WORK TO COMPLETE = Any picture in the data below gets skipped; print all the rest exactly.

RECORDED DATA =
════════════════════

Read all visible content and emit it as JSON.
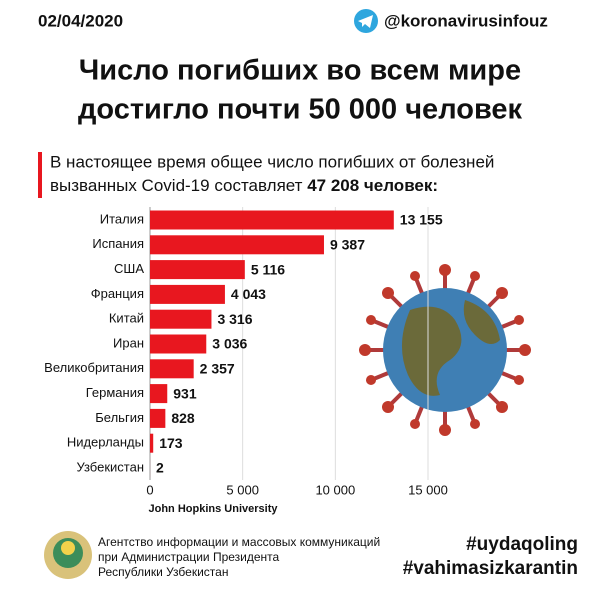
{
  "header": {
    "date": "02/04/2020",
    "handle": "@koronavirusinfouz"
  },
  "chart_data": {
    "type": "bar",
    "title": [
      "Число погибших во всем мире",
      "достигло почти 50 000 человек"
    ],
    "subtitle": [
      "В настоящее время общее число погибших от болезней",
      "вызванных Covid-19 составляет"
    ],
    "subtitle_emphasis": "47 208 человек:",
    "categories": [
      "Италия",
      "Испания",
      "США",
      "Франция",
      "Китай",
      "Иран",
      "Великобритания",
      "Германия",
      "Бельгия",
      "Нидерланды",
      "Узбекистан"
    ],
    "values": [
      13155,
      9387,
      5116,
      4043,
      3316,
      3036,
      2357,
      931,
      828,
      173,
      2
    ],
    "value_labels": [
      "13 155",
      "9 387",
      "5 116",
      "4 043",
      "3 316",
      "3 036",
      "2 357",
      "931",
      "828",
      "173",
      "2"
    ],
    "color": "#e8171f",
    "xlim": [
      0,
      15000
    ],
    "xticks": [
      0,
      {
        "value": 5000,
        "label": "5 000"
      },
      {
        "value": 10000,
        "label": "10 000"
      },
      {
        "value": 15000,
        "label": "15 000"
      }
    ],
    "grid": true,
    "source": "John Hopkins University"
  },
  "footer": {
    "agency": [
      "Агентство информации и массовых коммуникаций",
      "при Администрации Президента",
      "Республики Узбекистан"
    ],
    "hashtags": [
      "#uydaqoling",
      "#vahimasizkarantin"
    ]
  }
}
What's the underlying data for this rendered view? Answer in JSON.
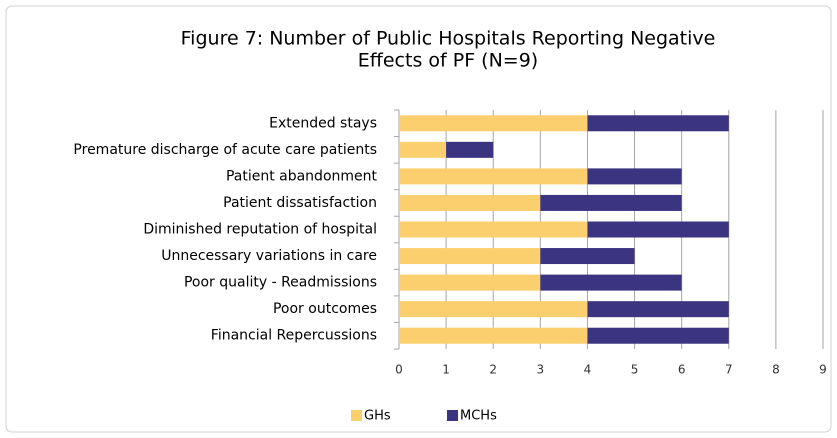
{
  "chart_data": {
    "type": "bar",
    "orientation": "horizontal",
    "stacked": true,
    "title": [
      "Figure 7: Number of Public Hospitals Reporting Negative",
      "Effects of PF (N=9)"
    ],
    "categories": [
      "Extended stays",
      "Premature discharge of acute care patients",
      "Patient abandonment",
      "Patient dissatisfaction",
      "Diminished reputation of hospital",
      "Unnecessary variations in care",
      "Poor quality - Readmissions",
      "Poor outcomes",
      "Financial Repercussions"
    ],
    "series": [
      {
        "name": "GHs",
        "color": "#fbcf6e",
        "values": [
          4,
          1,
          4,
          3,
          4,
          3,
          3,
          4,
          4
        ]
      },
      {
        "name": "MCHs",
        "color": "#3b3480",
        "values": [
          3,
          1,
          2,
          3,
          3,
          2,
          3,
          3,
          3
        ]
      }
    ],
    "xlim": [
      0,
      9
    ],
    "xticks": [
      0,
      1,
      2,
      3,
      4,
      5,
      6,
      7,
      8,
      9
    ],
    "grid": true,
    "legend": "bottom"
  }
}
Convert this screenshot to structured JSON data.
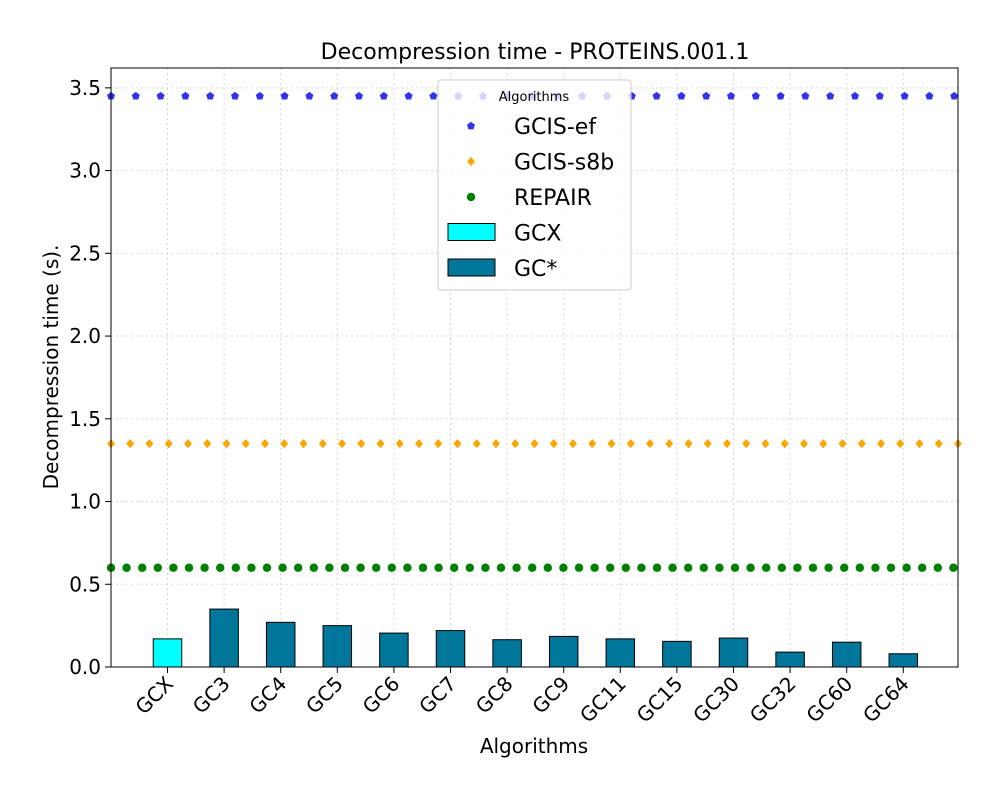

════════════════════

RESPONSE TO THIS EXERCISE =
Read all visible content and emit it as JSON.
{
  "header": {
    "date": "02/04/2020",
    "handle": "@koronavirusinfouz"
  },
  "chart_data": {
    "type": "bar",
    "title": [
      "Число погибших во всем мире",
      "достигло почти 50 000 человек"
    ],
    "subtitle": [
      "В настоящее время общее число погибших от болезней",
      "вызванных Covid-19 составляет"
    ],
    "subtitle_emphasis": "47 208 человек:",
    "categories": [
      "Италия",
      "Испания",
      "США",
      "Франция",
      "Китай",
      "Иран",
      "Великобритания",
      "Германия",
      "Бельгия",
      "Нидерланды",
      "Узбекистан"
    ],
    "values": [
      13155,
      9387,
      5116,
      4043,
      3316,
      3036,
      2357,
      931,
      828,
      173,
      2
    ],
    "value_labels": [
      "13 155",
      "9 387",
      "5 116",
      "4 043",
      "3 316",
      "3 036",
      "2 357",
      "931",
      "828",
      "173",
      "2"
    ],
    "color": "#e8171f",
    "xlim": [
      0,
      15000
    ],
    "xticks": [
      0,
      {
        "value": 5000,
        "label": "5 000"
      },
      {
        "value": 10000,
        "label": "10 000"
      },
      {
        "value": 15000,
        "label": "15 000"
      }
    ],
    "grid": true,
    "source": "John Hopkins University"
  },
  "footer": {
    "agency": [
      "Агентство информации и массовых коммуникаций",
      "при Администрации Президента",
      "Республики Узбекистан"
    ],
    "hashtags": [
      "#uydaqoling",
      "#vahimasizkarantin"
    ]
  }
}
What's the underlying data for this rendered view? Answer in JSON.
{
  "chart_data": {
    "type": "bar",
    "orientation": "horizontal",
    "stacked": true,
    "title": [
      "Figure 7: Number of Public Hospitals Reporting Negative",
      "Effects of PF (N=9)"
    ],
    "categories": [
      "Extended stays",
      "Premature discharge of acute care patients",
      "Patient abandonment",
      "Patient dissatisfaction",
      "Diminished reputation of hospital",
      "Unnecessary variations in care",
      "Poor quality - Readmissions",
      "Poor outcomes",
      "Financial Repercussions"
    ],
    "series": [
      {
        "name": "GHs",
        "color": "#fbcf6e",
        "values": [
          4,
          1,
          4,
          3,
          4,
          3,
          3,
          4,
          4
        ]
      },
      {
        "name": "MCHs",
        "color": "#3b3480",
        "values": [
          3,
          1,
          2,
          3,
          3,
          2,
          3,
          3,
          3
        ]
      }
    ],
    "xlim": [
      0,
      9
    ],
    "xticks": [
      0,
      1,
      2,
      3,
      4,
      5,
      6,
      7,
      8,
      9
    ],
    "grid": true,
    "legend": "bottom"
  }
}
Convert this screenshot to structured JSON data.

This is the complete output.